現在TypeScriptを学習中で、書籍「プロを目指す人のためのTypeScript入門(著:鈴木僚太)」を読み進めている。本書は実用的なプログラムコードが中心の書籍で、読み終えた後にアプリケーションが手元に残るわけではないと書籍冒頭でも書かれている。そこで、各章を読み終えた段階で何か動くものを作ることにした。手を動かして作ることで、章の理解も一段と深いものになると考えた。

今回は、第2章の道具(プリミティブ型や演算子、制御構文etc.)だけで完結するプロダクトを制作した。特に、配列やオブジェクトは第3章以降の内容のため、コマンドライン(CLI)上の計算中心のプロダクトを開発した。

第2章の道具

第2章では次の内容を学習した。

作ったもの

今日やった習慣を引数で渡すと、スコア・達成率・ランク・メッセージを返すCLIのプロダクトを作成した。

npx tsx src/index.ts <運動> <読書> <睡眠時間>

入力の引数は3つで、<運動>と<読書>は"1"(やった)か"0"(やってない)を入力し、睡眠時間は"7""9.5"のような数値とした。引数が省略されたら”0”として扱う。

例えば、npx tsx src/index.ts 1 0 7を入力すると、

--- 今日の習慣スコア ---
運動:
読書: ×
睡眠: 7時間
スコア: 2/3(67%)
ランク: A いい調子。

が出力される。運動・読書は入力が"1"なら1、睡眠時間は7以上かつ9以下なら1とし、それ以外は0とした。

コードの解説

引数が省略されたら”0”は??演算子を活用した。また、睡眠判定の「7以上かつ9以下」は&&を活用した。ランクはif / else if / else、メッセージはswitchの両方を活用して、制御構文を復習した。

コマンドライン引数を渡す

プロダクトはコマンドライン上で動くため、Node.jsのprocess.argvを使用した。今回なら"1""7"といった情報を配列に自動で代入し、引数を渡すことができる。ただし、インデックスと中身の対応に注意する必要がある。

インデックス中身
[0]"node" のパス(Node本体)
[1]"src/index.ts" のパス(実行ファイル)

» **作業項目 1**
抜粋について、次の問いに答えよ。
(a) 読み進めている書籍の著者は誰か。
(b) プロダクトに渡す入力の引数はいくつか。
(c) 引数が省略されたときに"0"として扱う処理には、何を活用したか。
» **作業項目 2**
抜粋によると、習慣を引数で渡したときにCLIのプロダクトが返すものは何か。すべて挙げよ。
» **作業項目 3**
抜粋の「が出力される。運動・読書は入」から「if / else、メッセージはswitchの両方を活用して、制御構文を復習した。」までを書き直せ。その際、「睡眠時間」を「睡眠の長さ」に置き換えること。
記録はこの作業には使わない。

文書レイアウト解析データ
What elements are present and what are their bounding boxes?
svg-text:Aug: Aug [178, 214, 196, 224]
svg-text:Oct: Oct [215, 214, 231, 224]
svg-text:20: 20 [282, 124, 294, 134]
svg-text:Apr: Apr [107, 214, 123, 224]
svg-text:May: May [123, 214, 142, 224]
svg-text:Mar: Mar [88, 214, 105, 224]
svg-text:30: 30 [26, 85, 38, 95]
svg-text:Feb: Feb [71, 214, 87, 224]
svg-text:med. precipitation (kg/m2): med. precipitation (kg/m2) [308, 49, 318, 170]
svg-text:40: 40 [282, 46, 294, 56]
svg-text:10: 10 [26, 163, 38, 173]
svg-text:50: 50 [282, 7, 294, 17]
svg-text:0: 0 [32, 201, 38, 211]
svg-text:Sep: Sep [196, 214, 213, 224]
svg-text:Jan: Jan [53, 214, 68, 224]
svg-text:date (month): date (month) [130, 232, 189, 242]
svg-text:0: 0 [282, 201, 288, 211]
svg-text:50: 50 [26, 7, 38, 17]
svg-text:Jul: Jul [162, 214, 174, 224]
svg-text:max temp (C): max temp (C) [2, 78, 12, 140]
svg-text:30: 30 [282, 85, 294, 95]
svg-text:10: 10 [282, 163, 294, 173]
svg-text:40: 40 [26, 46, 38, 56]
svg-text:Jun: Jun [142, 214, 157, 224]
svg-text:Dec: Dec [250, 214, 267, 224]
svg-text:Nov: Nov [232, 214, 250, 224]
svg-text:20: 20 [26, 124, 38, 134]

» **解答欄 1**
(a) 鈴木僚太
(b) 3つ
(c) ??演算子

» **解答欄 2**
スコア、達成率、ランク、メッセージ

» **解答欄 3**
が出力される。運動・読書は入力が"1"なら1、睡眠の長さは7以上かつ9以下なら1とし、それ以外は0とした。

コードの解説

引数が省略されたら”0”は??演算子を活用した。また、睡眠判定の「7以上かつ9以下」は&&を活用した。ランクはif / else if / else、メッセージはswitchの両方を活用して、制御構文を復習した。